* [TASK TO COMPLETE] Please rewrite everything from the start of the data down to the line containing "room-list: 0 - [cspacer]" as a JSON list of strings, one string per line.

* [SUPPLIED DATA]
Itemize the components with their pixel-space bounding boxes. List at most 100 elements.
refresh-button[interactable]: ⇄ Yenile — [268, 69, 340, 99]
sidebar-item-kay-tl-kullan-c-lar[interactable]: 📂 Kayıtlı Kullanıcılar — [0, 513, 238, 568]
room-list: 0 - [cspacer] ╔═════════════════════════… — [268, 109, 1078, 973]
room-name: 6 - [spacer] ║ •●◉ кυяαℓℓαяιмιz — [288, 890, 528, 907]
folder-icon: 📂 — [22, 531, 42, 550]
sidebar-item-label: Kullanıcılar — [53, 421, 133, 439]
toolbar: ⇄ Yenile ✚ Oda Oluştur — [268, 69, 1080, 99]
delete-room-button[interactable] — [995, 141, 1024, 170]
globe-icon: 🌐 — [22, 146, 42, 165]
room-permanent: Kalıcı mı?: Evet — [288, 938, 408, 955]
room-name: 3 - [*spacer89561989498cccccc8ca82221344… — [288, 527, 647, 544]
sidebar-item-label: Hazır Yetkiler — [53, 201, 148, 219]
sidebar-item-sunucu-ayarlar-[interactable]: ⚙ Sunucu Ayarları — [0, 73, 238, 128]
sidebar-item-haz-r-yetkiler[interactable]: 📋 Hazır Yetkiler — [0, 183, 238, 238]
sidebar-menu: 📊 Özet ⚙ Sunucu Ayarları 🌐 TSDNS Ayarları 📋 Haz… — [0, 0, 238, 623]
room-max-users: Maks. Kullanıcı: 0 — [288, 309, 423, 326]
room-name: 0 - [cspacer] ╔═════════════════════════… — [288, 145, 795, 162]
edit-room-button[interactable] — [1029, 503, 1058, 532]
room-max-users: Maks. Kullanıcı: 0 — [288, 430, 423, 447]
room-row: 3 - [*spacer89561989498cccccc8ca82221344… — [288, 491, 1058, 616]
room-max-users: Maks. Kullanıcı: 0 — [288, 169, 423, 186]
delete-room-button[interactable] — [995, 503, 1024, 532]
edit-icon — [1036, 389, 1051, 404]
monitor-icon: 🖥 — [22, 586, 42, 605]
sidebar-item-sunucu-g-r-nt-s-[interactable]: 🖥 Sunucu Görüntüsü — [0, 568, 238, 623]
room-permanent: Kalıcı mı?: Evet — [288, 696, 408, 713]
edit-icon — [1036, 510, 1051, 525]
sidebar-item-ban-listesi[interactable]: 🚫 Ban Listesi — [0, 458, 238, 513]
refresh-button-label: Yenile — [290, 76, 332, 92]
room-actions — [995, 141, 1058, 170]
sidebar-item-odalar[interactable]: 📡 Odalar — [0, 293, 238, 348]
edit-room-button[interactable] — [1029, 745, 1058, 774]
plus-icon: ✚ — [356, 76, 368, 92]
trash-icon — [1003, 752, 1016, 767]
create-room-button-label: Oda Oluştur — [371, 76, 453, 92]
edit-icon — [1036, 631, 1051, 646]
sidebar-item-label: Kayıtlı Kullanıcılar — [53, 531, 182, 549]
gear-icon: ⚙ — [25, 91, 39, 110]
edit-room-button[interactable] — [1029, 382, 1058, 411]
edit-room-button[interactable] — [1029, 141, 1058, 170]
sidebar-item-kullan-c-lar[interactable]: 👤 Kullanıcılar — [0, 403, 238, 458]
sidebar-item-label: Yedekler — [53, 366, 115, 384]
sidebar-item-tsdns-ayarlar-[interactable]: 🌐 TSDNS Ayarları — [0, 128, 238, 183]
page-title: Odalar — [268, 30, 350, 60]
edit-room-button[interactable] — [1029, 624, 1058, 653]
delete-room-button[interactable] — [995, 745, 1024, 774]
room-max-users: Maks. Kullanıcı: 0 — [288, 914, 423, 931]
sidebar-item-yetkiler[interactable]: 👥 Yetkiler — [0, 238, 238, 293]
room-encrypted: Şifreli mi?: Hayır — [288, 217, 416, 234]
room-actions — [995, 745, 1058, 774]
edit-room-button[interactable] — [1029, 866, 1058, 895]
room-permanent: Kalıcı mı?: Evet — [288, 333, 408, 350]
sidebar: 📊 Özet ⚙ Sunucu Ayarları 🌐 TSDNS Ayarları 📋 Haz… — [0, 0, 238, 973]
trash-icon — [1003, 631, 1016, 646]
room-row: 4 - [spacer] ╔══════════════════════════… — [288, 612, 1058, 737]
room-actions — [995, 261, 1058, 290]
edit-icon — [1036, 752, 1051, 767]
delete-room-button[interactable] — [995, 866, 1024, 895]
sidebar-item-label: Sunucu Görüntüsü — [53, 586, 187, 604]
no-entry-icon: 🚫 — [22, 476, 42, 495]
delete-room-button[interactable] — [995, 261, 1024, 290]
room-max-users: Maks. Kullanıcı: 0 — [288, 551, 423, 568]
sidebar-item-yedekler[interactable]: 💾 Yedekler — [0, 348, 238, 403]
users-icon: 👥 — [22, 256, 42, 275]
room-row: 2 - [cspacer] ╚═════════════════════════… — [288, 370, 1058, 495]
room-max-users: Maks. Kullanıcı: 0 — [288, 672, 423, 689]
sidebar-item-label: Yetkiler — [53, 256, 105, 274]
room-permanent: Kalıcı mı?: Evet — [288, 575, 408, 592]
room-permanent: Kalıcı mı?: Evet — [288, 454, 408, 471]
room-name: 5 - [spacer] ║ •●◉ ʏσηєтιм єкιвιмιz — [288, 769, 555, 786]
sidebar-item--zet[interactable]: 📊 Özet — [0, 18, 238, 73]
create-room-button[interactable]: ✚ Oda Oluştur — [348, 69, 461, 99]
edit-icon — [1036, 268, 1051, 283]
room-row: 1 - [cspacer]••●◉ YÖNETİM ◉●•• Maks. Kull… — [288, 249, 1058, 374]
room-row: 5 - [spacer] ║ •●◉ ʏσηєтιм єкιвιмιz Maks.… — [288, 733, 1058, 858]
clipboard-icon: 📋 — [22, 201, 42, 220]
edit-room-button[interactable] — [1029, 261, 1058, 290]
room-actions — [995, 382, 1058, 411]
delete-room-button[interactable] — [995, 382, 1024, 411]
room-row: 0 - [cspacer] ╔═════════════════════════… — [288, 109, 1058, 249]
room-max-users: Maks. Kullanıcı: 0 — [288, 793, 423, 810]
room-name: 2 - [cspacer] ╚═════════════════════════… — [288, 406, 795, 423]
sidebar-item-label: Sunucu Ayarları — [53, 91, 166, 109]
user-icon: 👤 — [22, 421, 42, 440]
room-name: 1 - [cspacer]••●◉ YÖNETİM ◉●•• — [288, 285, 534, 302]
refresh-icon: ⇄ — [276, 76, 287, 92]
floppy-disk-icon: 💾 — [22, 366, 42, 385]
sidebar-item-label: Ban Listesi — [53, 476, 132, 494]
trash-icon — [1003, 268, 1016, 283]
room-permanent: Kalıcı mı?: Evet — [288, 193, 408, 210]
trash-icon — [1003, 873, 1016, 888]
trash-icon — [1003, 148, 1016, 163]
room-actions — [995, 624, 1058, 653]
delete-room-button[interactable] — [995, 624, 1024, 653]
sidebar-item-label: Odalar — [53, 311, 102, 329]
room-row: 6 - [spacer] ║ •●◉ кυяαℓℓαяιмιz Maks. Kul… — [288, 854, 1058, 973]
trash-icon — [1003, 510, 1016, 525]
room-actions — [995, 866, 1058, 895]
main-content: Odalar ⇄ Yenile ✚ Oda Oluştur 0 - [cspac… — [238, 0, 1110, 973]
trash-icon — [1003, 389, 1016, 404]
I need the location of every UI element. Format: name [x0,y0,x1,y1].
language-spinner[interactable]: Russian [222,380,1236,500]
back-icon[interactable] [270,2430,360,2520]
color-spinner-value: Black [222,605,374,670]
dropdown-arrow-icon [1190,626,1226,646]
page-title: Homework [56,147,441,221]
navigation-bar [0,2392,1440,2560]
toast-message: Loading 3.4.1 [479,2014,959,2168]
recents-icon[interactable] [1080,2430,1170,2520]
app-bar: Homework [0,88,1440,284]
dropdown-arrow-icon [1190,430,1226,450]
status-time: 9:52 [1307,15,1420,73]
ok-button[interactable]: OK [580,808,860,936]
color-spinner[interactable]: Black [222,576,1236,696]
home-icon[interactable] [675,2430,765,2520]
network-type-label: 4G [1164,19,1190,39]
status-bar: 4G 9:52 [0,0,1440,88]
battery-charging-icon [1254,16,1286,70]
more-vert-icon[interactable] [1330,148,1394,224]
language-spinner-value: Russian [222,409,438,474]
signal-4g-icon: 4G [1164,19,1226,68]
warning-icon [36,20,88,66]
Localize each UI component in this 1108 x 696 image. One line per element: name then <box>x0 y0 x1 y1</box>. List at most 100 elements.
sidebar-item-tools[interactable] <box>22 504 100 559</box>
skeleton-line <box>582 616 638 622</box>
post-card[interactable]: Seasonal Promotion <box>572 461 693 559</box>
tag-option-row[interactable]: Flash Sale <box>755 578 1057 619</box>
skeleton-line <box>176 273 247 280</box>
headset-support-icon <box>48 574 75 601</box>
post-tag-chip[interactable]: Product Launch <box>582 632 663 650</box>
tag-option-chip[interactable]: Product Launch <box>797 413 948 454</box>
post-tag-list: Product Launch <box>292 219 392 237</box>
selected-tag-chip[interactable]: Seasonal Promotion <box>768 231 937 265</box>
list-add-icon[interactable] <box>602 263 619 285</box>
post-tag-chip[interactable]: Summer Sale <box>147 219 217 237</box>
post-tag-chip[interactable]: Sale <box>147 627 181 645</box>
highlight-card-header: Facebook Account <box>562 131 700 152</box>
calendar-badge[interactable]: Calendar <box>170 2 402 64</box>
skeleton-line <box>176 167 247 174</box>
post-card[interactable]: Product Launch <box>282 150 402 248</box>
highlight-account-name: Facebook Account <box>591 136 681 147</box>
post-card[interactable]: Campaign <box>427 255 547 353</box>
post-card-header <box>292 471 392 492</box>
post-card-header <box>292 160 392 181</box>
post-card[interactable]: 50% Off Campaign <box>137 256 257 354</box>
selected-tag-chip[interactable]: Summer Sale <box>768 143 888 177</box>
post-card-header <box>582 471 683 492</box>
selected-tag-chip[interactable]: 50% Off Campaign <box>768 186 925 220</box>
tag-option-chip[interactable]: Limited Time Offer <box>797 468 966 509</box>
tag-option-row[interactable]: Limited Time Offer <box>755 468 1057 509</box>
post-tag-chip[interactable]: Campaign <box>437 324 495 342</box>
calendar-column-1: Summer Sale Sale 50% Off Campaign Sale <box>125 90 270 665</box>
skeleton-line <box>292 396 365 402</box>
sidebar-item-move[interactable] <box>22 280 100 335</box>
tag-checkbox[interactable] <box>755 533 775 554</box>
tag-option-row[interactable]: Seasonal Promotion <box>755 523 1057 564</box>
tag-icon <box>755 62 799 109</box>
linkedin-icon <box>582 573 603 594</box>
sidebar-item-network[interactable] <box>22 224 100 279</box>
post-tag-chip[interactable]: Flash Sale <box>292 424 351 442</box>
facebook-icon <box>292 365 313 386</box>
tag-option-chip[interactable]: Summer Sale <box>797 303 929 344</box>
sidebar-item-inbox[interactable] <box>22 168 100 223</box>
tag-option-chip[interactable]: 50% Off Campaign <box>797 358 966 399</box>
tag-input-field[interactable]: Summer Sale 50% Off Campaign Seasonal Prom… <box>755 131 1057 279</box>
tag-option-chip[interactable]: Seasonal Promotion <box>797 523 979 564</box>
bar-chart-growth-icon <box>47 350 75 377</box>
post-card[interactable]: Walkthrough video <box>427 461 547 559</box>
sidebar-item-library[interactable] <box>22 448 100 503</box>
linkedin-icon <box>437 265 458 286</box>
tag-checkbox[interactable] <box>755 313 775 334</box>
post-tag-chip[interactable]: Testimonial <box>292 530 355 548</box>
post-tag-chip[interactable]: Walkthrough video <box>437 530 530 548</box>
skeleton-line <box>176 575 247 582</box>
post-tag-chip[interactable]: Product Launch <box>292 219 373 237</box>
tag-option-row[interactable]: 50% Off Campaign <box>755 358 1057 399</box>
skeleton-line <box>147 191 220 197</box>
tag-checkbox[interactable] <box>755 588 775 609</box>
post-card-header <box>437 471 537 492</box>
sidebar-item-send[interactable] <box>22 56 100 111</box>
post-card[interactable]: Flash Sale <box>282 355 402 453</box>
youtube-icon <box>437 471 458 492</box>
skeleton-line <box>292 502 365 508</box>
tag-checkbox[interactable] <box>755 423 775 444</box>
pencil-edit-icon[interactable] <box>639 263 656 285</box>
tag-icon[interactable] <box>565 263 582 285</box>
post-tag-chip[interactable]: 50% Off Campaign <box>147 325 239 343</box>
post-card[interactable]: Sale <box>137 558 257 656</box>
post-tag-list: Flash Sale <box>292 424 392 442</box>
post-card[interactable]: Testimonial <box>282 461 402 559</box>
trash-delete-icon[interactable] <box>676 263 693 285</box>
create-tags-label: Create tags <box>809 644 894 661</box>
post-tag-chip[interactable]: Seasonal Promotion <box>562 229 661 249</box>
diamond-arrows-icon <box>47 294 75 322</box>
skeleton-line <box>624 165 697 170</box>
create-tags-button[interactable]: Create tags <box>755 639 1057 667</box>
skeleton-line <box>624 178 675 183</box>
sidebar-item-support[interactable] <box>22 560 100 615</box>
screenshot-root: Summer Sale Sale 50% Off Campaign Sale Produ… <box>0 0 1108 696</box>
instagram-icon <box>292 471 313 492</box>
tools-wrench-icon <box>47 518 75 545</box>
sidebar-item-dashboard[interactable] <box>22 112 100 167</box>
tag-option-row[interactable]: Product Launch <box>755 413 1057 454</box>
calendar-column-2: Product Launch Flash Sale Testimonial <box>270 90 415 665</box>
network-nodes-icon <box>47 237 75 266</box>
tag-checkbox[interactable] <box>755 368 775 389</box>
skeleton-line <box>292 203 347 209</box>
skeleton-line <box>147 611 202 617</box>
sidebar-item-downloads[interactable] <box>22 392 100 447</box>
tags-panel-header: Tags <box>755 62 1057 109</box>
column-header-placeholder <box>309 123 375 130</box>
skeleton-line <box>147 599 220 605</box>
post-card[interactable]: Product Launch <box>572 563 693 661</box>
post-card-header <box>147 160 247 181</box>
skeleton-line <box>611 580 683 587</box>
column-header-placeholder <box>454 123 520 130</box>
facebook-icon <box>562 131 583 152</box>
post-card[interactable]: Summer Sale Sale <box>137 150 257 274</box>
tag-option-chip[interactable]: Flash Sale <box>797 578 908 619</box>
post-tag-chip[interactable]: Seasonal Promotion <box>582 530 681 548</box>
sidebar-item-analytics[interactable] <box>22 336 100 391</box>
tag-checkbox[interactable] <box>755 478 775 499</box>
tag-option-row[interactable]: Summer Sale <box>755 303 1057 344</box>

* [TASK ANSWER]
[
  "Itemize the components with their pixel-space bounding boxes. List at most 100 elements.",
  "refresh-button[interactable]: ⇄ Yenile — [268, 69, 340, 99]",
  "sidebar-item-kay-tl-kullan-c-lar[interactable]: 📂 Kayıtlı Kullanıcılar — [0, 513, 238, 568]",
  "room-list: 0 - [cspacer] ╔═════════════════════════… — [268, 109, 1078, 973]"
]